TASK
All of the data needs to be repeated exactly.

DATA EXTRACT
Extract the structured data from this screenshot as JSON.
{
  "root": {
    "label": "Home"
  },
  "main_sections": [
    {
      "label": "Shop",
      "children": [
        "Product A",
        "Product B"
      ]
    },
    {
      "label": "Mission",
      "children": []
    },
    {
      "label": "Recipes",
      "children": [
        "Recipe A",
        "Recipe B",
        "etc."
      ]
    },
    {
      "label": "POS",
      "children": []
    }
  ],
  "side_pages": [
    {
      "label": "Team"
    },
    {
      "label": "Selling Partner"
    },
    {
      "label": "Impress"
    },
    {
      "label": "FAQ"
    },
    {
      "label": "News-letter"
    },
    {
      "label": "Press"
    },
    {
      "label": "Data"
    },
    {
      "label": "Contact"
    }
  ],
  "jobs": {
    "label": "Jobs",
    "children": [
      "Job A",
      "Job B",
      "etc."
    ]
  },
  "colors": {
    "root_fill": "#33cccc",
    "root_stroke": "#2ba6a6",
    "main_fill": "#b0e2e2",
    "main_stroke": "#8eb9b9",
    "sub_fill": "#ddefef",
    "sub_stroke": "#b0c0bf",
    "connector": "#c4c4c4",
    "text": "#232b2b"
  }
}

EXPECTED ANSWER
Extract the structured data from this screenshot as JSON.
{
  "root": {
    "label": "Home"
  },
  "main_sections": [
    {
      "label": "Shop",
      "children": [
        "Product A",
        "Product B"
      ]
    },
    {
      "label": "Mission",
      "children": []
    },
    {
      "label": "Recipes",
      "children": [
        "Recipe A",
        "Recipe B",
        "etc."
      ]
    },
    {
      "label": "POS",
      "children": []
    }
  ],
  "side_pages": [
    {
      "label": "Team"
    },
    {
      "label": "Selling Partner"
    },
    {
      "label": "Impress"
    },
    {
      "label": "FAQ"
    },
    {
      "label": "News-letter"
    },
    {
      "label": "Press"
    },
    {
      "label": "Data"
    },
    {
      "label": "Contact"
    }
  ],
  "jobs": {
    "label": "Jobs",
    "children": [
      "Job A",
      "Job B",
      "etc."
    ]
  },
  "colors": {
    "root_fill": "#33cccc",
    "root_stroke": "#2ba6a6",
    "main_fill": "#b0e2e2",
    "main_stroke": "#8eb9b9",
    "sub_fill": "#ddefef",
    "sub_stroke": "#b0c0bf",
    "connector": "#c4c4c4",
    "text": "#232b2b"
  }
}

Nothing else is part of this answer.